## What is asked
List the lines of this listing that hold the word "BHIST".

## Records to process
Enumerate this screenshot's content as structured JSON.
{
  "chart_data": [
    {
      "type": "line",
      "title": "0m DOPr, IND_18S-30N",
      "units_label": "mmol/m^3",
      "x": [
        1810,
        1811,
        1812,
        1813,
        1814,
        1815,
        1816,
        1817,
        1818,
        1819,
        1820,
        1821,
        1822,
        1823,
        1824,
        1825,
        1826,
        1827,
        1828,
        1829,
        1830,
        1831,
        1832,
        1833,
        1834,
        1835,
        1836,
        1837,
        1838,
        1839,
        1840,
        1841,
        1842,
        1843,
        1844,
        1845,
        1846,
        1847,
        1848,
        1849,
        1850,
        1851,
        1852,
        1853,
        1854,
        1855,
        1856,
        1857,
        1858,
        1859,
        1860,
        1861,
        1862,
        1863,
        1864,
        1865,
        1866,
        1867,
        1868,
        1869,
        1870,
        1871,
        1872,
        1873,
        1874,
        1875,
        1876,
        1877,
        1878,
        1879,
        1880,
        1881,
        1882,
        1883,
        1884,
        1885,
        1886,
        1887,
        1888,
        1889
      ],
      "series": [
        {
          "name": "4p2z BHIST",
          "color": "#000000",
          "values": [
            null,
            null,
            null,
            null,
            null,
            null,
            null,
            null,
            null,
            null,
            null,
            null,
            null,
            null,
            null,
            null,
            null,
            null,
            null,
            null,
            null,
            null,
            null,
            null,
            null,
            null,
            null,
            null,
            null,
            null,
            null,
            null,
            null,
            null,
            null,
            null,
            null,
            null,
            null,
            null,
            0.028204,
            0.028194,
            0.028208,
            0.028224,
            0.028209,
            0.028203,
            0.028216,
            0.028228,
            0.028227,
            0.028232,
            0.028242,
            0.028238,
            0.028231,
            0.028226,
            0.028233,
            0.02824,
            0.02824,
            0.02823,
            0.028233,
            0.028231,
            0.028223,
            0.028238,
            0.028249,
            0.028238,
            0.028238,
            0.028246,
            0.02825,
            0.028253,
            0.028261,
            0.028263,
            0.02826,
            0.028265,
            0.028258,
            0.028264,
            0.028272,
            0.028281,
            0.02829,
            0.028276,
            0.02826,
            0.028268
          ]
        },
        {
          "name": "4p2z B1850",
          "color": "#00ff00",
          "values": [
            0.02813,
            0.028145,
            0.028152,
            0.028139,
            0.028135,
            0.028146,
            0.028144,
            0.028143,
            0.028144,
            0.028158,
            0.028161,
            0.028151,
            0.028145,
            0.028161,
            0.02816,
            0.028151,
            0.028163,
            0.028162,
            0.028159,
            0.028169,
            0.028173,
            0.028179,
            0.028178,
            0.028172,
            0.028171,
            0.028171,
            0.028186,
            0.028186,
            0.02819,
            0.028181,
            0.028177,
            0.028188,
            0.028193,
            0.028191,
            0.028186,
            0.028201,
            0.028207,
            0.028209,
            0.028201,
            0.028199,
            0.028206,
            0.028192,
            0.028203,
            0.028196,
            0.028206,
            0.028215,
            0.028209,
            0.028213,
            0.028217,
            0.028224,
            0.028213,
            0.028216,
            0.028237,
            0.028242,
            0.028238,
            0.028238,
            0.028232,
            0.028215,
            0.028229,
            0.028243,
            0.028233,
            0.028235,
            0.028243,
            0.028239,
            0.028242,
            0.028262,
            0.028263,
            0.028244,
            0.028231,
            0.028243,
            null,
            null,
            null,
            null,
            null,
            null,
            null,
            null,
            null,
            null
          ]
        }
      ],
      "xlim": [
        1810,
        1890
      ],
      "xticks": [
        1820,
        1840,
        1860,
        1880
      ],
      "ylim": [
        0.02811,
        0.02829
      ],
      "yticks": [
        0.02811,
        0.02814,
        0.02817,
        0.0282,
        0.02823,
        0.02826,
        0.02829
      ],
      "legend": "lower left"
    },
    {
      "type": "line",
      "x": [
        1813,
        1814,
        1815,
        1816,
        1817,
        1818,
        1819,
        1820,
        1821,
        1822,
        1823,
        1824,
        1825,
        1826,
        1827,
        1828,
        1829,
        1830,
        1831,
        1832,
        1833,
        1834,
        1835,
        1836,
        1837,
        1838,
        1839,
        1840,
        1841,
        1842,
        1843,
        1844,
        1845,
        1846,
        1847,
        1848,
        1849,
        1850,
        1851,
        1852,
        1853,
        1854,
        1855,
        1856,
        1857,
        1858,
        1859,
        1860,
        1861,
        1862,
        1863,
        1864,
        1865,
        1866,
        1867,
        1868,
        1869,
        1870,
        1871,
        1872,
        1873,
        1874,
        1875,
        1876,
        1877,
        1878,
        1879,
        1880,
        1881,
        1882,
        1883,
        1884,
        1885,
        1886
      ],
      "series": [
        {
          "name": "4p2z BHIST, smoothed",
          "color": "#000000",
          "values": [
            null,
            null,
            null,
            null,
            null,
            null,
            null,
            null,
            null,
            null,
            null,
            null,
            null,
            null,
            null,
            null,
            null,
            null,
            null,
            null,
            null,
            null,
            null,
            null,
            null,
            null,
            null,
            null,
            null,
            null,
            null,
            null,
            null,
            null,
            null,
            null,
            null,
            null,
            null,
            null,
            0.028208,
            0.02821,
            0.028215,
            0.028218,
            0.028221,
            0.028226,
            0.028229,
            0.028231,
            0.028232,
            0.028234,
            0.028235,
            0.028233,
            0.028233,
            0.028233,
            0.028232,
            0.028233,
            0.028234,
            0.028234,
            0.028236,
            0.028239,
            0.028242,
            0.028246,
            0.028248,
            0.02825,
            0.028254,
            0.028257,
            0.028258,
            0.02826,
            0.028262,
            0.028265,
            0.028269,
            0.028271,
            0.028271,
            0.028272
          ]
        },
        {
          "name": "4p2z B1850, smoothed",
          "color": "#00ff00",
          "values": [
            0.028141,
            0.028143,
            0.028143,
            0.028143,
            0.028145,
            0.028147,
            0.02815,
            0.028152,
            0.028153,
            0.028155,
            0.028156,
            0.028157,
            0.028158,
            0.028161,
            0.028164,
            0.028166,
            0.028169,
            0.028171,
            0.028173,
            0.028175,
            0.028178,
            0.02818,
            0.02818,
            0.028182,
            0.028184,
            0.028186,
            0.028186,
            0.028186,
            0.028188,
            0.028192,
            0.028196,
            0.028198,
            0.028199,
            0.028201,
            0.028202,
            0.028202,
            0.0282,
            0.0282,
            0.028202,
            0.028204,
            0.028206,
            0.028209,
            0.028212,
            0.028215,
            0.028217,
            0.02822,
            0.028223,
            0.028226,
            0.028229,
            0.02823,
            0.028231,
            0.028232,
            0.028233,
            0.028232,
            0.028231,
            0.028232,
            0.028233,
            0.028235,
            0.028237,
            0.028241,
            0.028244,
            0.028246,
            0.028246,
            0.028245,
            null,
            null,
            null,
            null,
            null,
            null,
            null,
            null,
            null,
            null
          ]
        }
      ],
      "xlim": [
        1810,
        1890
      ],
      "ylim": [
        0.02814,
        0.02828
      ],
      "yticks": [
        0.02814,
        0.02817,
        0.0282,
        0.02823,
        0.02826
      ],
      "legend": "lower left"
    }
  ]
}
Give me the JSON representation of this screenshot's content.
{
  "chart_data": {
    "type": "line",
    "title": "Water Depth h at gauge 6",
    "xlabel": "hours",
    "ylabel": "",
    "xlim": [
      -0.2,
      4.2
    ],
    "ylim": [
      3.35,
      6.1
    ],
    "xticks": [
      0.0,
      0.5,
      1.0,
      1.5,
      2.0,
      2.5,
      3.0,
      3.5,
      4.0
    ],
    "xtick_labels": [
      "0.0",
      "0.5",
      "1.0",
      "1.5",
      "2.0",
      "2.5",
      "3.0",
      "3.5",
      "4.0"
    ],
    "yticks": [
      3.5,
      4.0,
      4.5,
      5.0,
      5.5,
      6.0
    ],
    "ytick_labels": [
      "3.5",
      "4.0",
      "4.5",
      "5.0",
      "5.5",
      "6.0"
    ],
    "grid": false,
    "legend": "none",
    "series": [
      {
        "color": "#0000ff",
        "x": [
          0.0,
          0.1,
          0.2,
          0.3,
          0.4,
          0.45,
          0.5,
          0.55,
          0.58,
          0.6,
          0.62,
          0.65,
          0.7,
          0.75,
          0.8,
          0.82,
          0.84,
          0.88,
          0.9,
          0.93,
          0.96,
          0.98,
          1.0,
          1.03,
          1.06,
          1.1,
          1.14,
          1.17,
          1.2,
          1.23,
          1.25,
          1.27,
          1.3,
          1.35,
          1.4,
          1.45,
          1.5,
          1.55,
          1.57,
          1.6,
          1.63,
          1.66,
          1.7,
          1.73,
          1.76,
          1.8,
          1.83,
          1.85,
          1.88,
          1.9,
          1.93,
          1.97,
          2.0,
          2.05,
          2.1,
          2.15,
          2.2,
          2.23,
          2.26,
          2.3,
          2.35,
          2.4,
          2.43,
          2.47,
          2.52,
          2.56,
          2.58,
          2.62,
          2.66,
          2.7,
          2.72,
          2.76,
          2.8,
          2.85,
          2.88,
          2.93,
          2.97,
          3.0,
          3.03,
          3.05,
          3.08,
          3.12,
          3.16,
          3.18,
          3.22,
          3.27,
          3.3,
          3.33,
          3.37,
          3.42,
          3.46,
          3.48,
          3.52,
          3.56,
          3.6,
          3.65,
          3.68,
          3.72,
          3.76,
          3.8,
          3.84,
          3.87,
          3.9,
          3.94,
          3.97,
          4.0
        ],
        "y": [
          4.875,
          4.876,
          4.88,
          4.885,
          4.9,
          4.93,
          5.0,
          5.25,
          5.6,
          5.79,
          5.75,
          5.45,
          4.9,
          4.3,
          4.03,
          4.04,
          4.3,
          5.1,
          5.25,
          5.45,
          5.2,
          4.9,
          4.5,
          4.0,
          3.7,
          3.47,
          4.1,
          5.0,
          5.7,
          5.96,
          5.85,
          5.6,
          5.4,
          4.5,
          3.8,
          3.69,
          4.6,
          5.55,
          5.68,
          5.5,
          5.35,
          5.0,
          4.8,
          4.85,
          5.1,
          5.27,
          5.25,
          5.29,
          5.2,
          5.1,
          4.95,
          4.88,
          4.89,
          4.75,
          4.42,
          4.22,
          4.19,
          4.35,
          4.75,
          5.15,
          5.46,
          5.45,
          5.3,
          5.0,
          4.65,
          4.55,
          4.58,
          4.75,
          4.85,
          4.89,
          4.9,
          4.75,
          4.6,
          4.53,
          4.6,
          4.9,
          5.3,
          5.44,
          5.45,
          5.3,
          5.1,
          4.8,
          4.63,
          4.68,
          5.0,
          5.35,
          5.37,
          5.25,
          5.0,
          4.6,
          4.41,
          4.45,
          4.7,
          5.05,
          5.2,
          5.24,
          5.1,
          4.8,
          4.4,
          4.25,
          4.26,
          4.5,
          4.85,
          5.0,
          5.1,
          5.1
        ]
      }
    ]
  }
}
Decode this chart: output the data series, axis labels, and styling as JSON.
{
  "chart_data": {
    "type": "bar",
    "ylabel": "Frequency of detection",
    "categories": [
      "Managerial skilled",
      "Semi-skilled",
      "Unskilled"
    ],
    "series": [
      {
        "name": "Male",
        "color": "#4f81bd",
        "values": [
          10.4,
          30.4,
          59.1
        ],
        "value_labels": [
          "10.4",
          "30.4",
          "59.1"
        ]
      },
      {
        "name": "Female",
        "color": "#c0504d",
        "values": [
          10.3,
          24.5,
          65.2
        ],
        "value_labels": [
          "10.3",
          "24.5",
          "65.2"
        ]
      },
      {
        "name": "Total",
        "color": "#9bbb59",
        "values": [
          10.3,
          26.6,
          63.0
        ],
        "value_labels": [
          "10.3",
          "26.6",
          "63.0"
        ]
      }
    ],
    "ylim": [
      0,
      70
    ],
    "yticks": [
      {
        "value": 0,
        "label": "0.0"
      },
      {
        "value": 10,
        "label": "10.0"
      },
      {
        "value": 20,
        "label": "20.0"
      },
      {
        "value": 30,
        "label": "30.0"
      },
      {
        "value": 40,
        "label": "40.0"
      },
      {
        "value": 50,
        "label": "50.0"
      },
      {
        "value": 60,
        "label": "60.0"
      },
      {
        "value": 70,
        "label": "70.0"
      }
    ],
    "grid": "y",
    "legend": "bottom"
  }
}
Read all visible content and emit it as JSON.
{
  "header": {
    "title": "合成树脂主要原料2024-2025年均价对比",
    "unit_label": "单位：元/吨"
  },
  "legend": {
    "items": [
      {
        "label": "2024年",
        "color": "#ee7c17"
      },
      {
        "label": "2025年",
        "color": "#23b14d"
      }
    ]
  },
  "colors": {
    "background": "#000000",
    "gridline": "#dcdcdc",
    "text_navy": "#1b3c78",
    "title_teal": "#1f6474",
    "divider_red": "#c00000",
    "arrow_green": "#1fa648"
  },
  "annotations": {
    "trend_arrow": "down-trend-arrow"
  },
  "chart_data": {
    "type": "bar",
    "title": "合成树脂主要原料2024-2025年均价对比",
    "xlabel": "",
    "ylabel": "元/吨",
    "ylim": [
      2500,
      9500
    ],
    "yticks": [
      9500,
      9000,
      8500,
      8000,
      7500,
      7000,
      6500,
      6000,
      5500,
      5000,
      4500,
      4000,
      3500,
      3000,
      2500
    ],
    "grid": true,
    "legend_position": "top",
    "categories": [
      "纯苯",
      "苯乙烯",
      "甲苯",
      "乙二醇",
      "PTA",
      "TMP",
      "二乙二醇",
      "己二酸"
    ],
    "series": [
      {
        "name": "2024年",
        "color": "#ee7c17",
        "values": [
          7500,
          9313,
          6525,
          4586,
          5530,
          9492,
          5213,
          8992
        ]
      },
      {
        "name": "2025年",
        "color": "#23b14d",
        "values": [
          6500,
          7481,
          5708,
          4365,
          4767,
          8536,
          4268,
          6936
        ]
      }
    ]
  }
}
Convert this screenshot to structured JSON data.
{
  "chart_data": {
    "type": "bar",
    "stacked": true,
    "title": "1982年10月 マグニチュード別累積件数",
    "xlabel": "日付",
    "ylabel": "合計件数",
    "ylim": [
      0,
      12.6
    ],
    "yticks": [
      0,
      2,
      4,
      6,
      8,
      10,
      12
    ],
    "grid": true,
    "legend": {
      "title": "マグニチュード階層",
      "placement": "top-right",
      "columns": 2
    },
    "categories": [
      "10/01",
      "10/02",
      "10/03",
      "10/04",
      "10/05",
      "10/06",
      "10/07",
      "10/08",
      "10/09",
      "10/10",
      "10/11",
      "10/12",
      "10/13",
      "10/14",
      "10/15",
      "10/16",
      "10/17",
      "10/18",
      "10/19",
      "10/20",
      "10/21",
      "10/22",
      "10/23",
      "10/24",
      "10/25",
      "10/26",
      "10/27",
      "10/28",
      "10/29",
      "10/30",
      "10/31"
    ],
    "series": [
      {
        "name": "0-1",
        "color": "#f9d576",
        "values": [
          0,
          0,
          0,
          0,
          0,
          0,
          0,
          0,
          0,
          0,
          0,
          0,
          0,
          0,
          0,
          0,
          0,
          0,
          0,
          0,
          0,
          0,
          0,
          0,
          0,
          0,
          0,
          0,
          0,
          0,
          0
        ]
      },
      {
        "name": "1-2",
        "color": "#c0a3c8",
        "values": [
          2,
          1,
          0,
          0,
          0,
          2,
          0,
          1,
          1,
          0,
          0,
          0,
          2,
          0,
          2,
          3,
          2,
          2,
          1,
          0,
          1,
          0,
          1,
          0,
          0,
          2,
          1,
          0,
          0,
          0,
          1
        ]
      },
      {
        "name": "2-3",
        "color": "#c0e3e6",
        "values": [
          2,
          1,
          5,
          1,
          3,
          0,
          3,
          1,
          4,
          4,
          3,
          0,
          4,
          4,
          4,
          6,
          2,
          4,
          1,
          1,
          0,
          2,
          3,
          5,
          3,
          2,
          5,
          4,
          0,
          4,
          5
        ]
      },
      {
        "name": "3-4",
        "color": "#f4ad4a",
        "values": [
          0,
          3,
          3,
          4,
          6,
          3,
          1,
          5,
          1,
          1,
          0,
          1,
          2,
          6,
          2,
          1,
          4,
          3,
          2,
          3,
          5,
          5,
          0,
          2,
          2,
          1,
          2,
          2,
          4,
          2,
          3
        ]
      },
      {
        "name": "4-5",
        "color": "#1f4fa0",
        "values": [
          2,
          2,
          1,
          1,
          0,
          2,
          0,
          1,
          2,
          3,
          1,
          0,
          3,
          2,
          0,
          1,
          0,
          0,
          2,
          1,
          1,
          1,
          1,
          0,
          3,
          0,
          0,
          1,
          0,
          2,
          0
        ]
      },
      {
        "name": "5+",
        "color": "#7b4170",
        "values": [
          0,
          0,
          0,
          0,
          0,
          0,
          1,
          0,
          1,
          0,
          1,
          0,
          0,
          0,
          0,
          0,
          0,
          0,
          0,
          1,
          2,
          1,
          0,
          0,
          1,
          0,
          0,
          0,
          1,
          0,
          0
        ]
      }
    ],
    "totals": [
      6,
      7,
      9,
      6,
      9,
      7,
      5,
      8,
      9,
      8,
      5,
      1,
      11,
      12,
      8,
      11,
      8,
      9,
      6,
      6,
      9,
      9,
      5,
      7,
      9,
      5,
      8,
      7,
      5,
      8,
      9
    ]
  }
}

## Task response
          "name": "4p2z BHIST",
          "name": "4p2z BHIST, smoothed",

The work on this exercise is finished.